TESTO FORNITO
---------------

Omelia nella III domenica del Tempo Ordinario

Pietracuta (RN), 22 gennaio 2023

Domenica della Parola

Is 8,23-9,3
Sal 26
1Cor 1,10-13.17
Mt 4,12-23

Prima di partire da casa ho ricevuto un messaggio che mi ha colpito e rincuorato. Vi racconterò! Il brano di Vangelo proclamato oggi è un pezzo forte per chi è in ricerca vocazionale. Ma prima c’è il discernimento che Gesù fa sulla sua vocazione. Insieme alla preghiera e alla lettura delle Sacre Scritture, si è messo in ascolto di Giovanni Battista e si è fatto battezzare da lui; poi è andato nel deserto, quaranta giorni e quaranta notti, nella solitudine in compagnia del Padre: voleva capire cosa il Padre volesse da lui, in che modo dovesse fare il Messia.

---------------

IL COMPITO
Trascrivi il passo dell'omelia compreso tra "Is 8,23-9,3" e "fare il Messia.", estremi inclusi. I record non servono per svolgere questo lavoro.

(Voci di dati)
---------------

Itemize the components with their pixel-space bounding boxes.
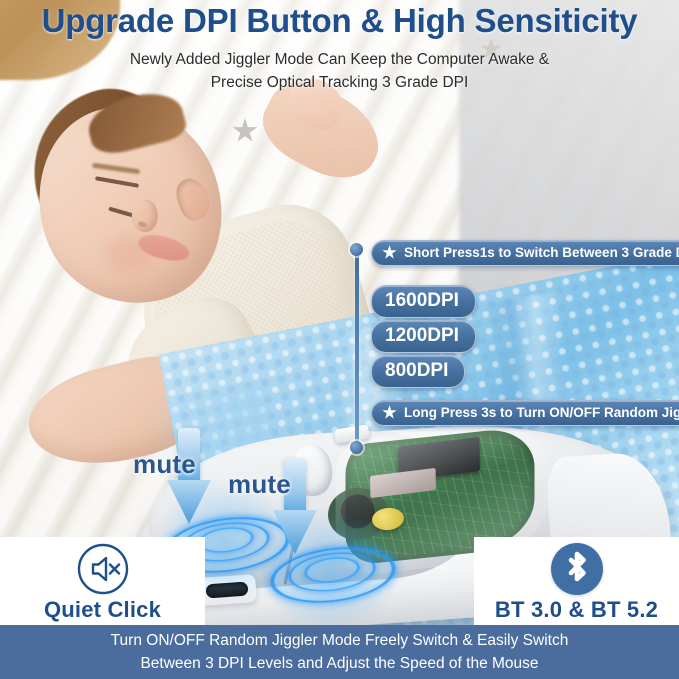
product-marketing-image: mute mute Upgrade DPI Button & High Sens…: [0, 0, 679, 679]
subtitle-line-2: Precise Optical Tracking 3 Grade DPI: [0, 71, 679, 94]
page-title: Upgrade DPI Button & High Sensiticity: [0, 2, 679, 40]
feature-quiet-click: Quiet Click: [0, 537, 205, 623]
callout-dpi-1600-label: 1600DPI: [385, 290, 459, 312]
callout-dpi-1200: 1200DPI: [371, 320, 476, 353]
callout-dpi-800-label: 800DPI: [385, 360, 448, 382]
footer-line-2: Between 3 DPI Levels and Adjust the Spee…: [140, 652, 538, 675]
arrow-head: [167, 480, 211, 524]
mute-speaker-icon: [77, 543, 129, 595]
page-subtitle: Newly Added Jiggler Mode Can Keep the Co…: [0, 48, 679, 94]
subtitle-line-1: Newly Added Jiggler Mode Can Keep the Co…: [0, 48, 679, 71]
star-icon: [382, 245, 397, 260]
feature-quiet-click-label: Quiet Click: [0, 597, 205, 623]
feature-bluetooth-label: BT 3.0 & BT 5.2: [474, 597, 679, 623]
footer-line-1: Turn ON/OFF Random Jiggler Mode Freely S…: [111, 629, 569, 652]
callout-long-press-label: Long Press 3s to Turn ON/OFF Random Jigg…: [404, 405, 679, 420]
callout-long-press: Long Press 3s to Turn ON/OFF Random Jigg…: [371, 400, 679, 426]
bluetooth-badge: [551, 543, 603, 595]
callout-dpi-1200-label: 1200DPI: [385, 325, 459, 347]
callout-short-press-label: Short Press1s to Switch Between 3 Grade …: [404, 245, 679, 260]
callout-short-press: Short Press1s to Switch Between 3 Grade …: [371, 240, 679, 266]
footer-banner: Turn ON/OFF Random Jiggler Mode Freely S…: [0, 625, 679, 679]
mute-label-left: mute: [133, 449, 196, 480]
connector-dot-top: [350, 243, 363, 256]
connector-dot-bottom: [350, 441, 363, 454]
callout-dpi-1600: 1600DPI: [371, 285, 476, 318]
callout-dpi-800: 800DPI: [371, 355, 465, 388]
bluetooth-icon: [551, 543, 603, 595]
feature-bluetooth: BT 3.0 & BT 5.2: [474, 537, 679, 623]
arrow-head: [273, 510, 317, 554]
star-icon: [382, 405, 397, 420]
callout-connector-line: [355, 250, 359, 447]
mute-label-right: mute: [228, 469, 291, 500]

---------------

SOLUZIONE DELL'ESERCIZIO
Is 8,23-9,3
Sal 26
1Cor 1,10-13.17
Mt 4,12-23

Prima di partire da casa ho ricevuto un messaggio che mi ha colpito e rincuorato. Vi racconterò! Il brano di Vangelo proclamato oggi è un pezzo forte per chi è in ricerca vocazionale. Ma prima c’è il discernimento che Gesù fa sulla sua vocazione. Insieme alla preghiera e alla lettura delle Sacre Scritture, si è messo in ascolto di Giovanni Battista e si è fatto battezzare da lui; poi è andato nel deserto, quaranta giorni e quaranta notti, nella solitudine in compagnia del Padre: voleva capire cosa il Padre volesse da lui, in che modo dovesse fare il Messia.